▸ Directions for this task
Quote the records that follow in full, leaving the pictures out.

▸ Record set
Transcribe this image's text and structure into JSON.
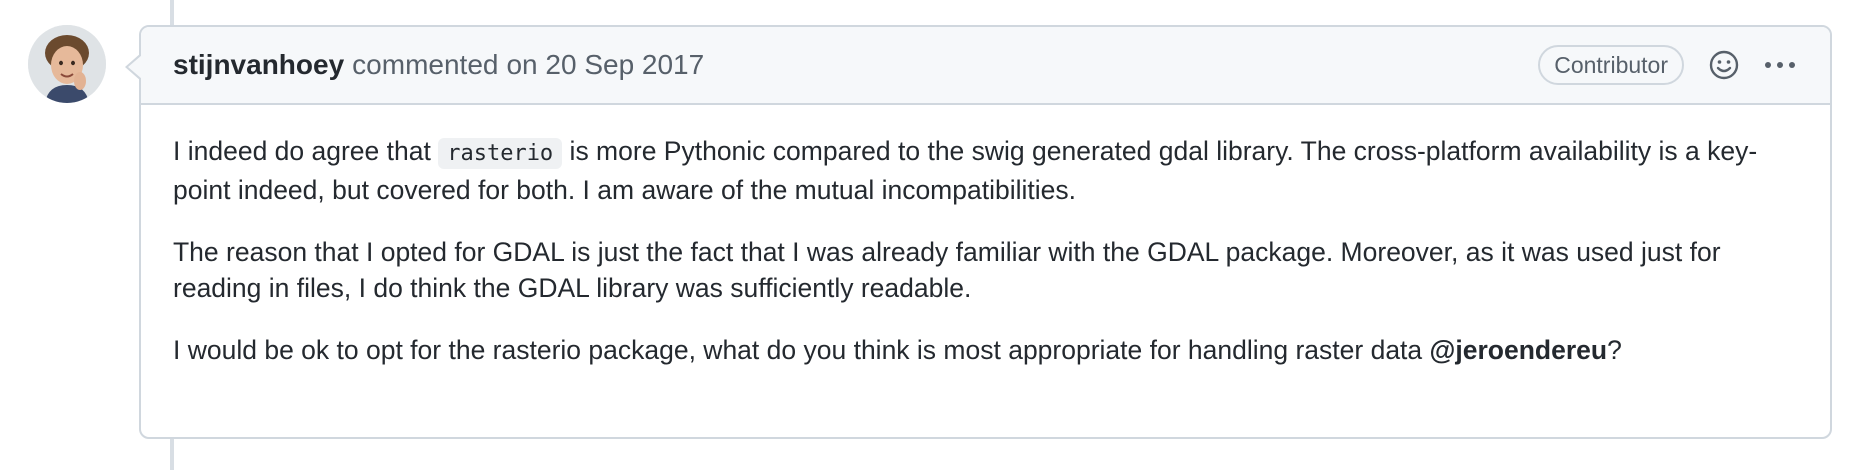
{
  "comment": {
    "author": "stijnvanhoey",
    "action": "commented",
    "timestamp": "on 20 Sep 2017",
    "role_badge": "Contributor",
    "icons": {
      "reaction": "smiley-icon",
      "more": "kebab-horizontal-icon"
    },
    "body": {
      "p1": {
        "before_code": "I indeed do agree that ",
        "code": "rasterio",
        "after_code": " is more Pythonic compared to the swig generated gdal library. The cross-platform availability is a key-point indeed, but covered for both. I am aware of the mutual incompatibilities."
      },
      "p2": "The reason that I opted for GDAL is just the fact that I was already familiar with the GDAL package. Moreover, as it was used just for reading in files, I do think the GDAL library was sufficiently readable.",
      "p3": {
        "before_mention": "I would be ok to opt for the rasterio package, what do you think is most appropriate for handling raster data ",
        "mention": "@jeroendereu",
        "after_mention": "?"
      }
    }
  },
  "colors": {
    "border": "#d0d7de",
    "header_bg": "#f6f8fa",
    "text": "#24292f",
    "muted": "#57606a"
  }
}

▸ Written solution
Transcribe this image's text and structure into JSON.
{
  "comment": {
    "author": "stijnvanhoey",
    "action": "commented",
    "timestamp": "on 20 Sep 2017",
    "role_badge": "Contributor",
    "icons": {
      "reaction": "smiley-icon",
      "more": "kebab-horizontal-icon"
    },
    "body": {
      "p1": {
        "before_code": "I indeed do agree that ",
        "code": "rasterio",
        "after_code": " is more Pythonic compared to the swig generated gdal library. The cross-platform availability is a key-point indeed, but covered for both. I am aware of the mutual incompatibilities."
      },
      "p2": "The reason that I opted for GDAL is just the fact that I was already familiar with the GDAL package. Moreover, as it was used just for reading in files, I do think the GDAL library was sufficiently readable.",
      "p3": {
        "before_mention": "I would be ok to opt for the rasterio package, what do you think is most appropriate for handling raster data ",
        "mention": "@jeroendereu",
        "after_mention": "?"
      }
    }
  },
  "colors": {
    "border": "#d0d7de",
    "header_bg": "#f6f8fa",
    "text": "#24292f",
    "muted": "#57606a"
  }
}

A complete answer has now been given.